_DATA TO USE_.
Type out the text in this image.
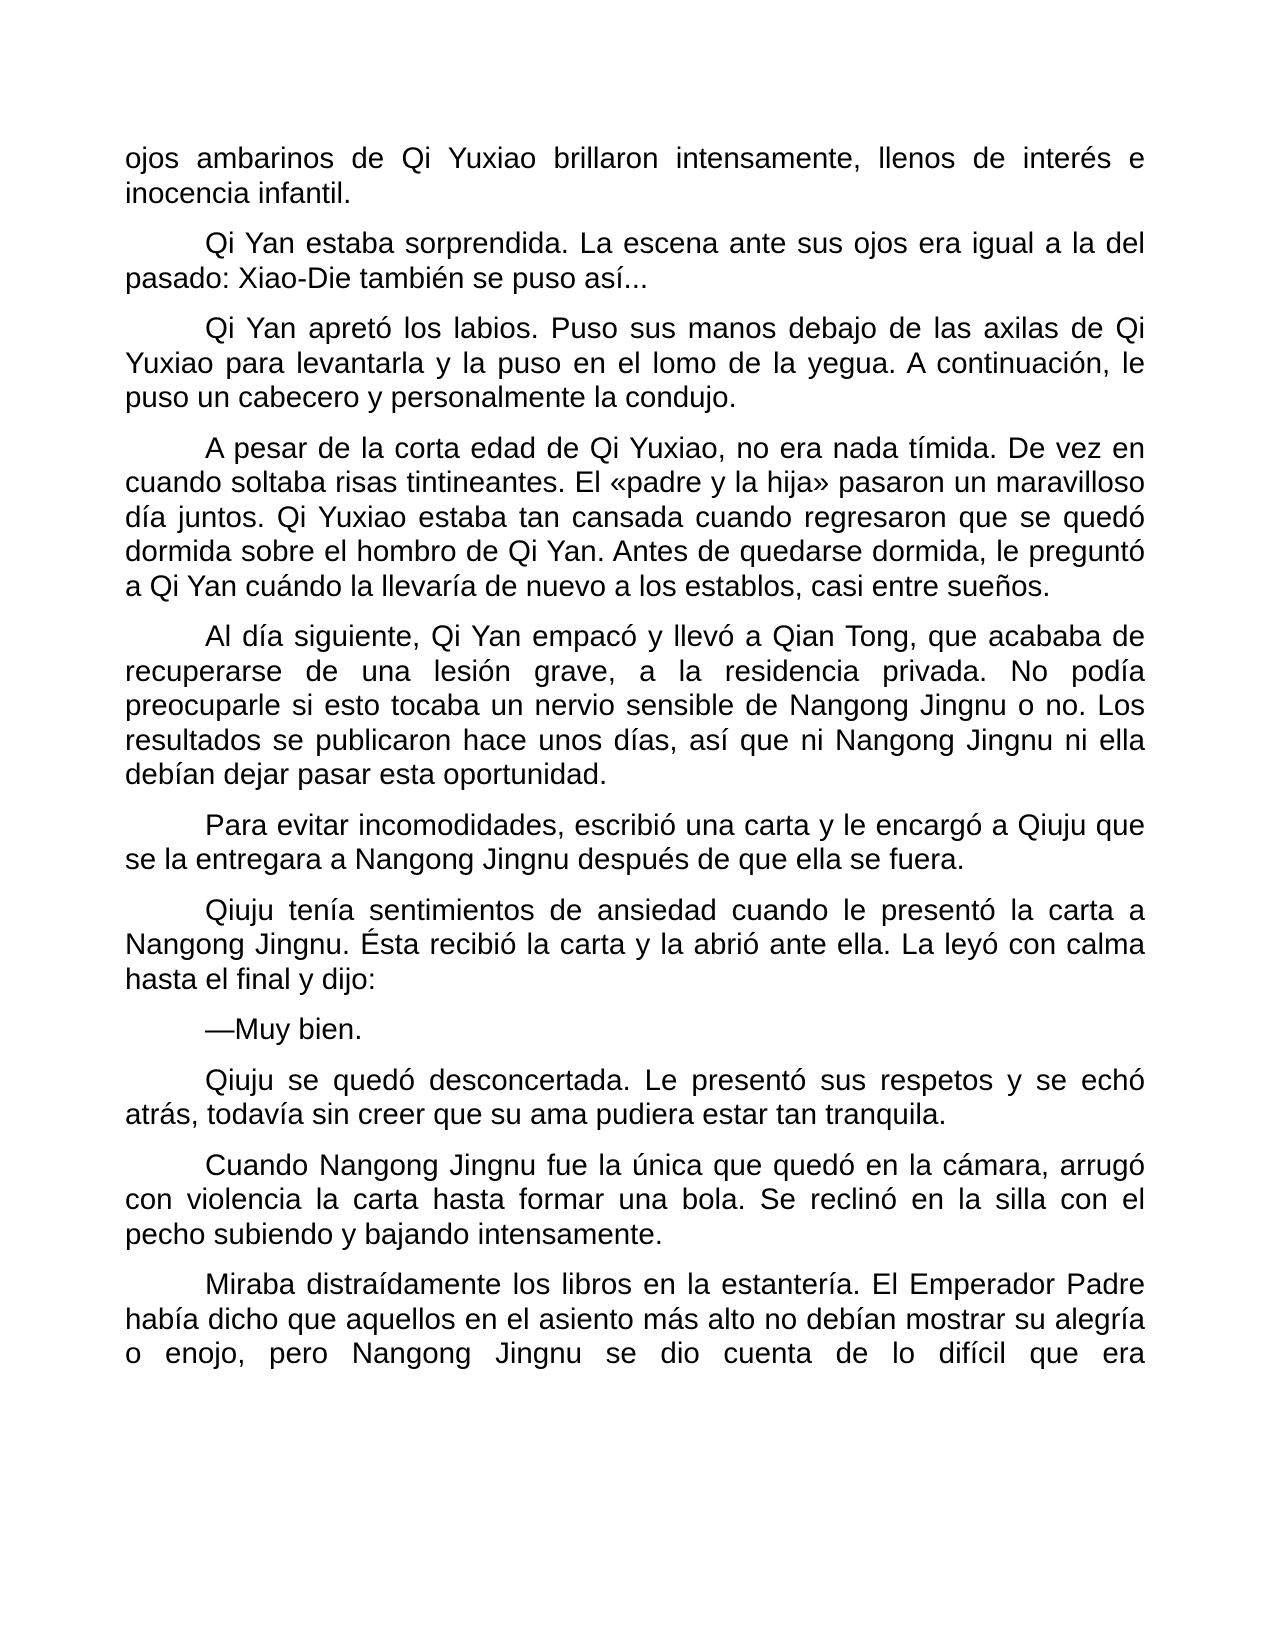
ojos ambarinos de Qi Yuxiao brillaron intensamente, llenos de interés e inocencia infantil.

Qi Yan estaba sorprendida. La escena ante sus ojos era igual a la del pasado: Xiao-Die también se puso así...

Qi Yan apretó los labios. Puso sus manos debajo de las axilas de Qi Yuxiao para levantarla y la puso en el lomo de la yegua. A continuación, le puso un cabecero y personalmente la condujo.

A pesar de la corta edad de Qi Yuxiao, no era nada tímida. De vez en cuando soltaba risas tintineantes. El «padre y la hija» pasaron un maravilloso día juntos. Qi Yuxiao estaba tan cansada cuando regresaron que se quedó dormida sobre el hombro de Qi Yan. Antes de quedarse dormida, le preguntó a Qi Yan cuándo la llevaría de nuevo a los establos, casi entre sueños.

Al día siguiente, Qi Yan empacó y llevó a Qian Tong, que acababa de recuperarse de una lesión grave, a la residencia privada. No podía preocuparle si esto tocaba un nervio sensible de Nangong Jingnu o no. Los resultados se publicaron hace unos días, así que ni Nangong Jingnu ni ella debían dejar pasar esta oportunidad.

Para evitar incomodidades, escribió una carta y le encargó a Qiuju que se la entregara a Nangong Jingnu después de que ella se fuera.

Qiuju tenía sentimientos de ansiedad cuando le presentó la carta a Nangong Jingnu. Ésta recibió la carta y la abrió ante ella. La leyó con calma hasta el final y dijo:

—Muy bien.

Qiuju se quedó desconcertada. Le presentó sus respetos y se echó atrás, todavía sin creer que su ama pudiera estar tan tranquila.

Cuando Nangong Jingnu fue la única que quedó en la cámara, arrugó con violencia la carta hasta formar una bola. Se reclinó en la silla con el pecho subiendo y bajando intensamente.

Miraba distraídamente los libros en la estantería. El Emperador Padre había dicho que aquellos en el asiento más alto no debían mostrar su alegría o enojo, pero Nangong Jingnu se dio cuenta de lo difícil que era
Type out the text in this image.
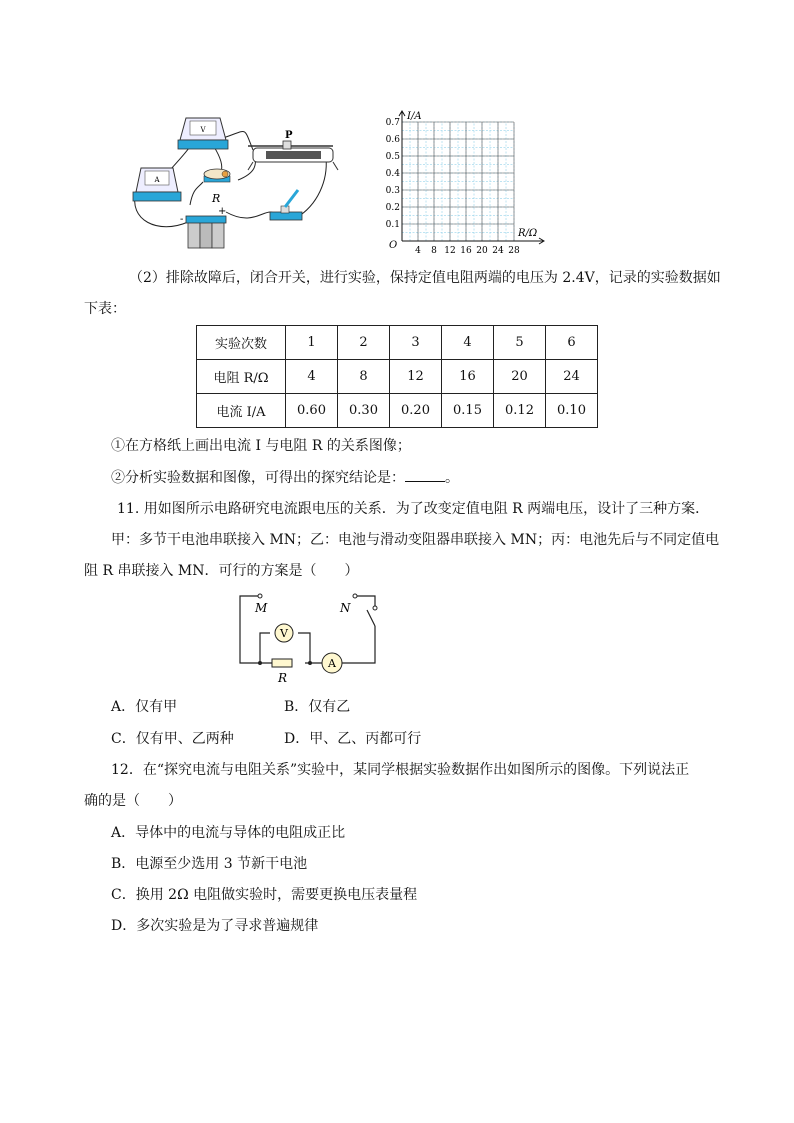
V
A
R
P
-
+
0.7
0.6
0.5
0.4
0.3
0.2
0.1
4 8 12 16 20 24 28
I/A
R/Ω
O
（2）排除故障后，闭合开关，进行实验，保持定值电阻两端的电压为 2.4V，记录的实验数据如
下表：
实验次数	1	2	3	4	5	6
电阻 R/Ω	4	8	12	16	20	24
电流 I/A	0.60	0.30	0.20	0.15	0.12	0.10
①在方格纸上画出电流 I 与电阻 R 的关系图像；
②分析实验数据和图像，可得出的探究结论是：	。
11. 用如图所示电路研究电流跟电压的关系．为了改变定值电阻 R 两端电压，设计了三种方案．
甲：多节干电池串联接入 MN；乙：电池与滑动变阻器串联接入 MN；丙：电池先后与不同定值电
阻 R 串联接入 MN．可行的方案是（　　）
V
A
M	N
R
A．仅有甲	B．仅有乙
C．仅有甲、乙两种	D．甲、乙、丙都可行
12．在“探究电流与电阻关系”实验中，某同学根据实验数据作出如图所示的图像。下列说法正
确的是（　　）
A．导体中的电流与导体的电阻成正比
B．电源至少选用 3 节新干电池
C．换用 2Ω 电阻做实验时，需要更换电压表量程
D．多次实验是为了寻求普遍规律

_PROBLEM DESCRIPTION_. Write only the number of lines in the data above that include "intensamente".

_RESULT_. 2